— Start of Provided data —

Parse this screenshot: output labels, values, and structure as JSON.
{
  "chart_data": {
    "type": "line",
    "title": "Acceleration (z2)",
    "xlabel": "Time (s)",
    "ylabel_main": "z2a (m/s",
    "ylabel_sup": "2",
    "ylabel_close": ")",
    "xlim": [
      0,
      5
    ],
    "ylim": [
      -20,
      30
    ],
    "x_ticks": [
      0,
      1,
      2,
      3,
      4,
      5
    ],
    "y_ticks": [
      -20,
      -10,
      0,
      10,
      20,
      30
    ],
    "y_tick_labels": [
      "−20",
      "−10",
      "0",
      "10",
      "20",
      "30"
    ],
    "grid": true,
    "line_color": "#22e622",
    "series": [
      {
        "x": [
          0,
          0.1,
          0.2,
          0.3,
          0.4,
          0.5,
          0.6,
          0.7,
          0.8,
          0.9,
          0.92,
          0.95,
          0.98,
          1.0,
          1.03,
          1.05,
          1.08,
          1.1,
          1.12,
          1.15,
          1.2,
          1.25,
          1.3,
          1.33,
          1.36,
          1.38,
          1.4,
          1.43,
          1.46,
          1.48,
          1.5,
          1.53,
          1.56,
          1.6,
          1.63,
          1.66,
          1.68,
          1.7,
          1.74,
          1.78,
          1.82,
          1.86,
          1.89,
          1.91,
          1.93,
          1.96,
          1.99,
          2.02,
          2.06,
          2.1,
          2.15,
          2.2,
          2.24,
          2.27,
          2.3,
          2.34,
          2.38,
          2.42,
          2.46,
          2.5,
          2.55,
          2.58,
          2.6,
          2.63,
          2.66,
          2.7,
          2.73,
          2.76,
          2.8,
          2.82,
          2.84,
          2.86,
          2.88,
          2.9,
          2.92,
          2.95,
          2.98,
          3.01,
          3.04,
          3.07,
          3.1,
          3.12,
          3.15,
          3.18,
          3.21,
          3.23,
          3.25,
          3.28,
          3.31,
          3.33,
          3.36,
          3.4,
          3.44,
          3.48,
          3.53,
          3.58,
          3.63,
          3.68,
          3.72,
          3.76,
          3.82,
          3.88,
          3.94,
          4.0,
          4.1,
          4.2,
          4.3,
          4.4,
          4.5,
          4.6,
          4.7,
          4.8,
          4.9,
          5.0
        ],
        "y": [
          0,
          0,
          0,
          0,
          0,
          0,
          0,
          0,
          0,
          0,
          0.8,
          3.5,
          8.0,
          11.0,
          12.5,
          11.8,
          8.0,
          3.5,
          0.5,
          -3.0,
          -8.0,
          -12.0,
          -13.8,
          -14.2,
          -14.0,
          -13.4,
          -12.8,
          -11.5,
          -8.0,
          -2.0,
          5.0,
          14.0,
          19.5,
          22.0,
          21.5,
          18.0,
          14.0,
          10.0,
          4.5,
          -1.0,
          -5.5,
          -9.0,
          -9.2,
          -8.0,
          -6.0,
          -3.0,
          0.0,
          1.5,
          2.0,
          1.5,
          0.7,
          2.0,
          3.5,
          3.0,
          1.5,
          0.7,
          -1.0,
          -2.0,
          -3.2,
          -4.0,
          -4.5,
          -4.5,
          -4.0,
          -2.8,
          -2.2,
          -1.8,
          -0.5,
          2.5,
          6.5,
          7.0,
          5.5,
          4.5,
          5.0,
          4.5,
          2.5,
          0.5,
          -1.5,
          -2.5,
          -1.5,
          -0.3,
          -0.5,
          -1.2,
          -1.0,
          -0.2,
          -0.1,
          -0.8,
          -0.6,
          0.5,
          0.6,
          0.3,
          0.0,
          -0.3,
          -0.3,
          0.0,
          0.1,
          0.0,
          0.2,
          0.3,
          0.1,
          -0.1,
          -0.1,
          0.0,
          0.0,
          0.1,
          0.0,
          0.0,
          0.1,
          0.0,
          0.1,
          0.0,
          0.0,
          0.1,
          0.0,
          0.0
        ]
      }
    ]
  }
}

— End of Provided data —

• Your goal
Return the entries above exactly as they appear.

• Response below
Parse this screenshot: output labels, values, and structure as JSON.
{
  "chart_data": {
    "type": "line",
    "title": "Acceleration (z2)",
    "xlabel": "Time (s)",
    "ylabel_main": "z2a (m/s",
    "ylabel_sup": "2",
    "ylabel_close": ")",
    "xlim": [
      0,
      5
    ],
    "ylim": [
      -20,
      30
    ],
    "x_ticks": [
      0,
      1,
      2,
      3,
      4,
      5
    ],
    "y_ticks": [
      -20,
      -10,
      0,
      10,
      20,
      30
    ],
    "y_tick_labels": [
      "−20",
      "−10",
      "0",
      "10",
      "20",
      "30"
    ],
    "grid": true,
    "line_color": "#22e622",
    "series": [
      {
        "x": [
          0,
          0.1,
          0.2,
          0.3,
          0.4,
          0.5,
          0.6,
          0.7,
          0.8,
          0.9,
          0.92,
          0.95,
          0.98,
          1.0,
          1.03,
          1.05,
          1.08,
          1.1,
          1.12,
          1.15,
          1.2,
          1.25,
          1.3,
          1.33,
          1.36,
          1.38,
          1.4,
          1.43,
          1.46,
          1.48,
          1.5,
          1.53,
          1.56,
          1.6,
          1.63,
          1.66,
          1.68,
          1.7,
          1.74,
          1.78,
          1.82,
          1.86,
          1.89,
          1.91,
          1.93,
          1.96,
          1.99,
          2.02,
          2.06,
          2.1,
          2.15,
          2.2,
          2.24,
          2.27,
          2.3,
          2.34,
          2.38,
          2.42,
          2.46,
          2.5,
          2.55,
          2.58,
          2.6,
          2.63,
          2.66,
          2.7,
          2.73,
          2.76,
          2.8,
          2.82,
          2.84,
          2.86,
          2.88,
          2.9,
          2.92,
          2.95,
          2.98,
          3.01,
          3.04,
          3.07,
          3.1,
          3.12,
          3.15,
          3.18,
          3.21,
          3.23,
          3.25,
          3.28,
          3.31,
          3.33,
          3.36,
          3.4,
          3.44,
          3.48,
          3.53,
          3.58,
          3.63,
          3.68,
          3.72,
          3.76,
          3.82,
          3.88,
          3.94,
          4.0,
          4.1,
          4.2,
          4.3,
          4.4,
          4.5,
          4.6,
          4.7,
          4.8,
          4.9,
          5.0
        ],
        "y": [
          0,
          0,
          0,
          0,
          0,
          0,
          0,
          0,
          0,
          0,
          0.8,
          3.5,
          8.0,
          11.0,
          12.5,
          11.8,
          8.0,
          3.5,
          0.5,
          -3.0,
          -8.0,
          -12.0,
          -13.8,
          -14.2,
          -14.0,
          -13.4,
          -12.8,
          -11.5,
          -8.0,
          -2.0,
          5.0,
          14.0,
          19.5,
          22.0,
          21.5,
          18.0,
          14.0,
          10.0,
          4.5,
          -1.0,
          -5.5,
          -9.0,
          -9.2,
          -8.0,
          -6.0,
          -3.0,
          0.0,
          1.5,
          2.0,
          1.5,
          0.7,
          2.0,
          3.5,
          3.0,
          1.5,
          0.7,
          -1.0,
          -2.0,
          -3.2,
          -4.0,
          -4.5,
          -4.5,
          -4.0,
          -2.8,
          -2.2,
          -1.8,
          -0.5,
          2.5,
          6.5,
          7.0,
          5.5,
          4.5,
          5.0,
          4.5,
          2.5,
          0.5,
          -1.5,
          -2.5,
          -1.5,
          -0.3,
          -0.5,
          -1.2,
          -1.0,
          -0.2,
          -0.1,
          -0.8,
          -0.6,
          0.5,
          0.6,
          0.3,
          0.0,
          -0.3,
          -0.3,
          0.0,
          0.1,
          0.0,
          0.2,
          0.3,
          0.1,
          -0.1,
          -0.1,
          0.0,
          0.0,
          0.1,
          0.0,
          0.0,
          0.1,
          0.0,
          0.1,
          0.0,
          0.0,
          0.1,
          0.0,
          0.0
        ]
      }
    ]
  }
}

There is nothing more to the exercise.